__Task prompt__
Each entry must be given again exactly; images do not belong in the copy.

(Source data)
-- start --

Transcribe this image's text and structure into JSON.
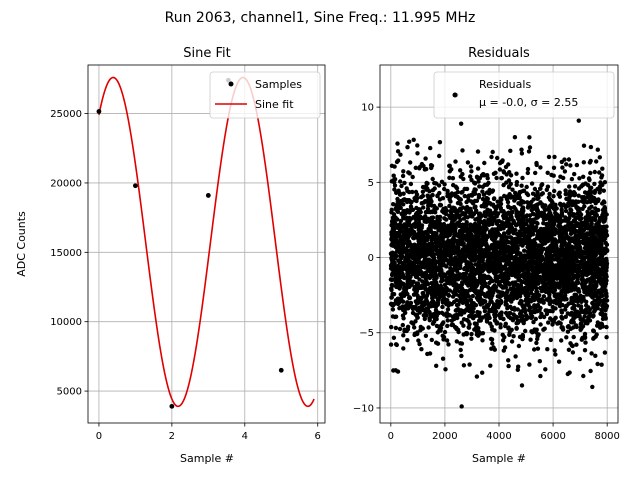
{
  "suptitle": "Run 2063, channel1, Sine Freq.: 11.995 MHz",
  "chart_data": [
    {
      "type": "line",
      "title": "Sine Fit",
      "xlabel": "Sample #",
      "ylabel": "ADC Counts",
      "xlim": [
        -0.3,
        6.2
      ],
      "ylim": [
        2700,
        28500
      ],
      "xticks": [
        0,
        2,
        4,
        6
      ],
      "xtick_labels": [
        "0",
        "2",
        "4",
        "6"
      ],
      "yticks": [
        5000,
        10000,
        15000,
        20000,
        25000
      ],
      "ytick_labels": [
        "5000",
        "10000",
        "15000",
        "20000",
        "25000"
      ],
      "grid": true,
      "legend": [
        "Samples",
        "Sine fit"
      ],
      "legend_position": "top-right",
      "samples": {
        "x": [
          0,
          1,
          2,
          3,
          3.55,
          5
        ],
        "y": [
          25150,
          19800,
          3900,
          19100,
          27400,
          6500
        ]
      },
      "fit": {
        "offset": 15750,
        "amplitude": 11850,
        "period": 3.56,
        "phase_x": 0.39,
        "x_range": [
          0,
          5.9
        ]
      },
      "colors": {
        "fit": "#e00000",
        "samples": "#000000"
      }
    },
    {
      "type": "scatter",
      "title": "Residuals",
      "xlabel": "Sample #",
      "ylabel": "",
      "xlim": [
        -400,
        8400
      ],
      "ylim": [
        -11,
        12.8
      ],
      "xticks": [
        0,
        2000,
        4000,
        6000,
        8000
      ],
      "xtick_labels": [
        "0",
        "2000",
        "4000",
        "6000",
        "8000"
      ],
      "yticks": [
        -10,
        -5,
        0,
        5,
        10
      ],
      "ytick_labels": [
        "−10",
        "−5",
        "0",
        "5",
        "10"
      ],
      "grid": true,
      "legend": [
        "Residuals",
        "μ = -0.0, σ = 2.55"
      ],
      "legend_position": "top-right",
      "n_points": 8000,
      "mean": 0.0,
      "sigma": 2.55,
      "outliers": [
        {
          "x": 2420,
          "y": 10.8
        },
        {
          "x": 2620,
          "y": -9.9
        },
        {
          "x": 2600,
          "y": 8.9
        },
        {
          "x": 6950,
          "y": 9.1
        },
        {
          "x": 4850,
          "y": -8.5
        },
        {
          "x": 7450,
          "y": -8.6
        },
        {
          "x": 180,
          "y": -7.5
        },
        {
          "x": 40,
          "y": 6.1
        },
        {
          "x": 680,
          "y": 7.7
        }
      ],
      "colors": {
        "points": "#000000"
      }
    }
  ]
}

-- end --

__Written reply__
Transcribe this image's text and structure into JSON.
{
  "suptitle": "Run 2063, channel1, Sine Freq.: 11.995 MHz",
  "chart_data": [
    {
      "type": "line",
      "title": "Sine Fit",
      "xlabel": "Sample #",
      "ylabel": "ADC Counts",
      "xlim": [
        -0.3,
        6.2
      ],
      "ylim": [
        2700,
        28500
      ],
      "xticks": [
        0,
        2,
        4,
        6
      ],
      "xtick_labels": [
        "0",
        "2",
        "4",
        "6"
      ],
      "yticks": [
        5000,
        10000,
        15000,
        20000,
        25000
      ],
      "ytick_labels": [
        "5000",
        "10000",
        "15000",
        "20000",
        "25000"
      ],
      "grid": true,
      "legend": [
        "Samples",
        "Sine fit"
      ],
      "legend_position": "top-right",
      "samples": {
        "x": [
          0,
          1,
          2,
          3,
          3.55,
          5
        ],
        "y": [
          25150,
          19800,
          3900,
          19100,
          27400,
          6500
        ]
      },
      "fit": {
        "offset": 15750,
        "amplitude": 11850,
        "period": 3.56,
        "phase_x": 0.39,
        "x_range": [
          0,
          5.9
        ]
      },
      "colors": {
        "fit": "#e00000",
        "samples": "#000000"
      }
    },
    {
      "type": "scatter",
      "title": "Residuals",
      "xlabel": "Sample #",
      "ylabel": "",
      "xlim": [
        -400,
        8400
      ],
      "ylim": [
        -11,
        12.8
      ],
      "xticks": [
        0,
        2000,
        4000,
        6000,
        8000
      ],
      "xtick_labels": [
        "0",
        "2000",
        "4000",
        "6000",
        "8000"
      ],
      "yticks": [
        -10,
        -5,
        0,
        5,
        10
      ],
      "ytick_labels": [
        "−10",
        "−5",
        "0",
        "5",
        "10"
      ],
      "grid": true,
      "legend": [
        "Residuals",
        "μ = -0.0, σ = 2.55"
      ],
      "legend_position": "top-right",
      "n_points": 8000,
      "mean": 0.0,
      "sigma": 2.55,
      "outliers": [
        {
          "x": 2420,
          "y": 10.8
        },
        {
          "x": 2620,
          "y": -9.9
        },
        {
          "x": 2600,
          "y": 8.9
        },
        {
          "x": 6950,
          "y": 9.1
        },
        {
          "x": 4850,
          "y": -8.5
        },
        {
          "x": 7450,
          "y": -8.6
        },
        {
          "x": 180,
          "y": -7.5
        },
        {
          "x": 40,
          "y": 6.1
        },
        {
          "x": 680,
          "y": 7.7
        }
      ],
      "colors": {
        "points": "#000000"
      }
    }
  ]
}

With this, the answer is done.